§ **What is needed**: The records below must be transcribed exactly. Do not include the pictures.

*****

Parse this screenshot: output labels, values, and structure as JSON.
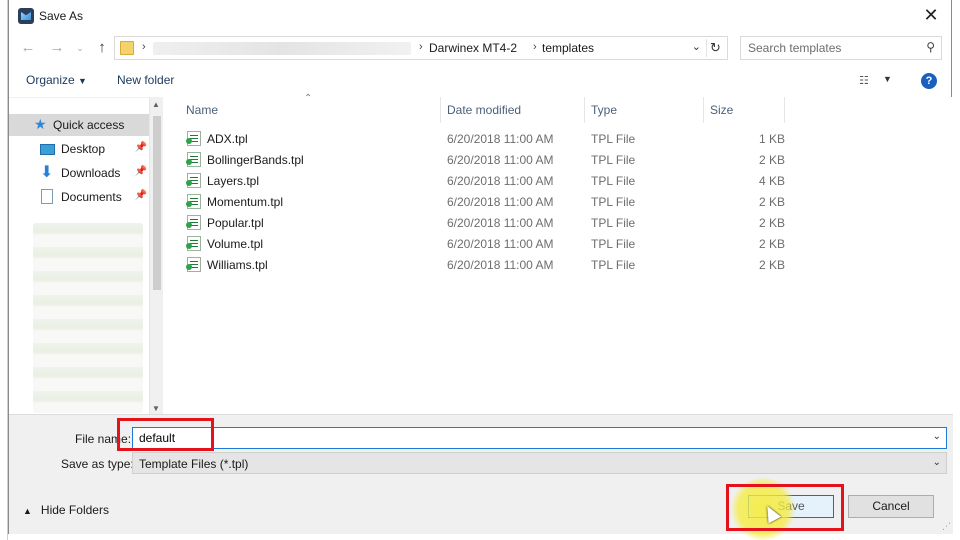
{
  "window": {
    "title": "Save As",
    "close_icon": "close-icon",
    "app_icon": "app-icon"
  },
  "nav": {
    "back_icon": "arrow-left-icon",
    "forward_icon": "arrow-right-icon",
    "recent_icon": "chevron-down-icon",
    "up_icon": "arrow-up-icon",
    "breadcrumb": [
      "Darwinex MT4-2",
      "templates"
    ],
    "refresh_icon": "refresh-icon",
    "search_placeholder": "Search templates"
  },
  "toolbar": {
    "organize_label": "Organize",
    "new_folder_label": "New folder",
    "view_icon": "view-options-icon",
    "help_icon": "help-icon"
  },
  "sidebar": {
    "items": [
      {
        "label": "Quick access",
        "icon": "star-icon",
        "selected": true
      },
      {
        "label": "Desktop",
        "icon": "desktop-icon",
        "pinned": true
      },
      {
        "label": "Downloads",
        "icon": "download-arrow-icon",
        "pinned": true
      },
      {
        "label": "Documents",
        "icon": "document-icon",
        "pinned": true
      }
    ]
  },
  "columns": {
    "name": "Name",
    "date": "Date modified",
    "type": "Type",
    "size": "Size"
  },
  "files": [
    {
      "name": "ADX.tpl",
      "date": "6/20/2018 11:00 AM",
      "type": "TPL File",
      "size": "1 KB"
    },
    {
      "name": "BollingerBands.tpl",
      "date": "6/20/2018 11:00 AM",
      "type": "TPL File",
      "size": "2 KB"
    },
    {
      "name": "Layers.tpl",
      "date": "6/20/2018 11:00 AM",
      "type": "TPL File",
      "size": "4 KB"
    },
    {
      "name": "Momentum.tpl",
      "date": "6/20/2018 11:00 AM",
      "type": "TPL File",
      "size": "2 KB"
    },
    {
      "name": "Popular.tpl",
      "date": "6/20/2018 11:00 AM",
      "type": "TPL File",
      "size": "2 KB"
    },
    {
      "name": "Volume.tpl",
      "date": "6/20/2018 11:00 AM",
      "type": "TPL File",
      "size": "2 KB"
    },
    {
      "name": "Williams.tpl",
      "date": "6/20/2018 11:00 AM",
      "type": "TPL File",
      "size": "2 KB"
    }
  ],
  "form": {
    "file_name_label": "File name:",
    "file_name_value": "default",
    "save_type_label": "Save as type:",
    "save_type_value": "Template Files (*.tpl)"
  },
  "footer": {
    "hide_folders_label": "Hide Folders",
    "save_label": "Save",
    "cancel_label": "Cancel"
  },
  "colors": {
    "accent": "#0078d7",
    "highlight_box": "#e3121b",
    "cursor_highlight": "#f6ec3c",
    "selected_nav": "#d9d9d9"
  }
}
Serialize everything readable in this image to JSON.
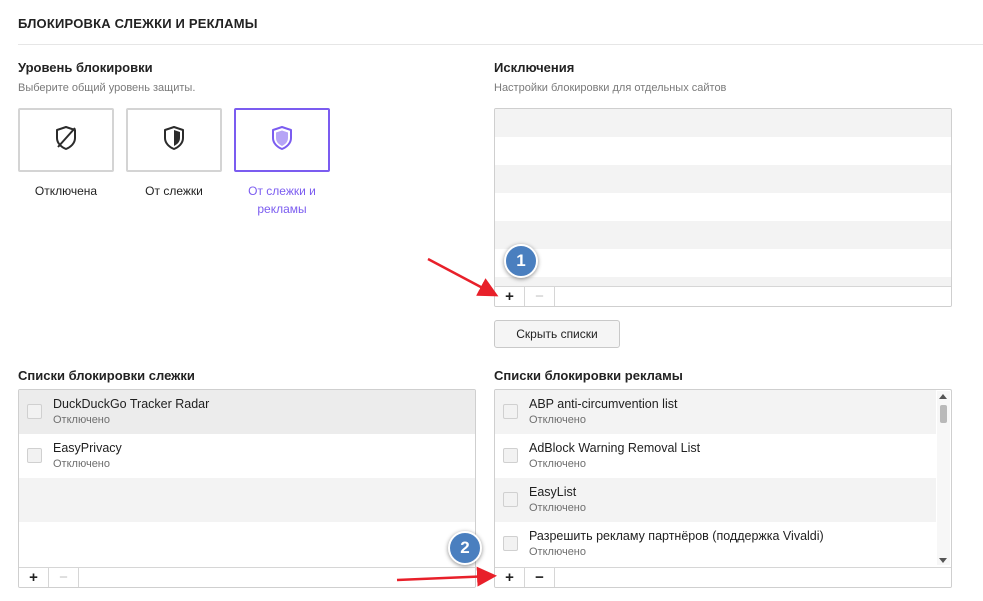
{
  "section": {
    "title": "БЛОКИРОВКА СЛЕЖКИ И РЕКЛАМЫ"
  },
  "level": {
    "heading": "Уровень блокировки",
    "subtext": "Выберите общий уровень защиты.",
    "options": [
      {
        "label": "Отключена",
        "icon": "shield-off-icon",
        "selected": false
      },
      {
        "label": "От слежки",
        "icon": "shield-half-icon",
        "selected": false
      },
      {
        "label": "От слежки и рекламы",
        "icon": "shield-full-icon",
        "selected": true
      }
    ]
  },
  "exceptions": {
    "heading": "Исключения",
    "subtext": "Настройки блокировки для отдельных сайтов",
    "add_label": "+",
    "remove_label": "−",
    "hide_lists_button": "Скрыть списки"
  },
  "tracker_lists": {
    "heading": "Списки блокировки слежки",
    "items": [
      {
        "name": "DuckDuckGo Tracker Radar",
        "status": "Отключено",
        "checked": false
      },
      {
        "name": "EasyPrivacy",
        "status": "Отключено",
        "checked": false
      }
    ],
    "add_label": "+",
    "remove_label": "−"
  },
  "ad_lists": {
    "heading": "Списки блокировки рекламы",
    "items": [
      {
        "name": "ABP anti-circumvention list",
        "status": "Отключено",
        "checked": false
      },
      {
        "name": "AdBlock Warning Removal List",
        "status": "Отключено",
        "checked": false
      },
      {
        "name": "EasyList",
        "status": "Отключено",
        "checked": false
      },
      {
        "name": "Разрешить рекламу партнёров (поддержка Vivaldi)",
        "status": "Отключено",
        "checked": false
      }
    ],
    "add_label": "+",
    "remove_label": "−"
  },
  "annotations": {
    "badge1": "1",
    "badge2": "2"
  },
  "colors": {
    "accent": "#7b5cf0",
    "badge": "#4a7fbf",
    "arrow": "#e8202a"
  }
}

*****

§ **Solution for this task**:
Parse this screenshot: output labels, values, and structure as JSON.
{
  "window": {
    "title": "Save As",
    "close_icon": "close-icon",
    "app_icon": "app-icon"
  },
  "nav": {
    "back_icon": "arrow-left-icon",
    "forward_icon": "arrow-right-icon",
    "recent_icon": "chevron-down-icon",
    "up_icon": "arrow-up-icon",
    "breadcrumb": [
      "Darwinex MT4-2",
      "templates"
    ],
    "refresh_icon": "refresh-icon",
    "search_placeholder": "Search templates"
  },
  "toolbar": {
    "organize_label": "Organize",
    "new_folder_label": "New folder",
    "view_icon": "view-options-icon",
    "help_icon": "help-icon"
  },
  "sidebar": {
    "items": [
      {
        "label": "Quick access",
        "icon": "star-icon",
        "selected": true
      },
      {
        "label": "Desktop",
        "icon": "desktop-icon",
        "pinned": true
      },
      {
        "label": "Downloads",
        "icon": "download-arrow-icon",
        "pinned": true
      },
      {
        "label": "Documents",
        "icon": "document-icon",
        "pinned": true
      }
    ]
  },
  "columns": {
    "name": "Name",
    "date": "Date modified",
    "type": "Type",
    "size": "Size"
  },
  "files": [
    {
      "name": "ADX.tpl",
      "date": "6/20/2018 11:00 AM",
      "type": "TPL File",
      "size": "1 KB"
    },
    {
      "name": "BollingerBands.tpl",
      "date": "6/20/2018 11:00 AM",
      "type": "TPL File",
      "size": "2 KB"
    },
    {
      "name": "Layers.tpl",
      "date": "6/20/2018 11:00 AM",
      "type": "TPL File",
      "size": "4 KB"
    },
    {
      "name": "Momentum.tpl",
      "date": "6/20/2018 11:00 AM",
      "type": "TPL File",
      "size": "2 KB"
    },
    {
      "name": "Popular.tpl",
      "date": "6/20/2018 11:00 AM",
      "type": "TPL File",
      "size": "2 KB"
    },
    {
      "name": "Volume.tpl",
      "date": "6/20/2018 11:00 AM",
      "type": "TPL File",
      "size": "2 KB"
    },
    {
      "name": "Williams.tpl",
      "date": "6/20/2018 11:00 AM",
      "type": "TPL File",
      "size": "2 KB"
    }
  ],
  "form": {
    "file_name_label": "File name:",
    "file_name_value": "default",
    "save_type_label": "Save as type:",
    "save_type_value": "Template Files (*.tpl)"
  },
  "footer": {
    "hide_folders_label": "Hide Folders",
    "save_label": "Save",
    "cancel_label": "Cancel"
  },
  "colors": {
    "accent": "#0078d7",
    "highlight_box": "#e3121b",
    "cursor_highlight": "#f6ec3c",
    "selected_nav": "#d9d9d9"
  }
}
Serialize everything readable in this image to JSON.
{
  "section": {
    "title": "БЛОКИРОВКА СЛЕЖКИ И РЕКЛАМЫ"
  },
  "level": {
    "heading": "Уровень блокировки",
    "subtext": "Выберите общий уровень защиты.",
    "options": [
      {
        "label": "Отключена",
        "icon": "shield-off-icon",
        "selected": false
      },
      {
        "label": "От слежки",
        "icon": "shield-half-icon",
        "selected": false
      },
      {
        "label": "От слежки и рекламы",
        "icon": "shield-full-icon",
        "selected": true
      }
    ]
  },
  "exceptions": {
    "heading": "Исключения",
    "subtext": "Настройки блокировки для отдельных сайтов",
    "add_label": "+",
    "remove_label": "−",
    "hide_lists_button": "Скрыть списки"
  },
  "tracker_lists": {
    "heading": "Списки блокировки слежки",
    "items": [
      {
        "name": "DuckDuckGo Tracker Radar",
        "status": "Отключено",
        "checked": false
      },
      {
        "name": "EasyPrivacy",
        "status": "Отключено",
        "checked": false
      }
    ],
    "add_label": "+",
    "remove_label": "−"
  },
  "ad_lists": {
    "heading": "Списки блокировки рекламы",
    "items": [
      {
        "name": "ABP anti-circumvention list",
        "status": "Отключено",
        "checked": false
      },
      {
        "name": "AdBlock Warning Removal List",
        "status": "Отключено",
        "checked": false
      },
      {
        "name": "EasyList",
        "status": "Отключено",
        "checked": false
      },
      {
        "name": "Разрешить рекламу партнёров (поддержка Vivaldi)",
        "status": "Отключено",
        "checked": false
      }
    ],
    "add_label": "+",
    "remove_label": "−"
  },
  "annotations": {
    "badge1": "1",
    "badge2": "2"
  },
  "colors": {
    "accent": "#7b5cf0",
    "badge": "#4a7fbf",
    "arrow": "#e8202a"
  }
}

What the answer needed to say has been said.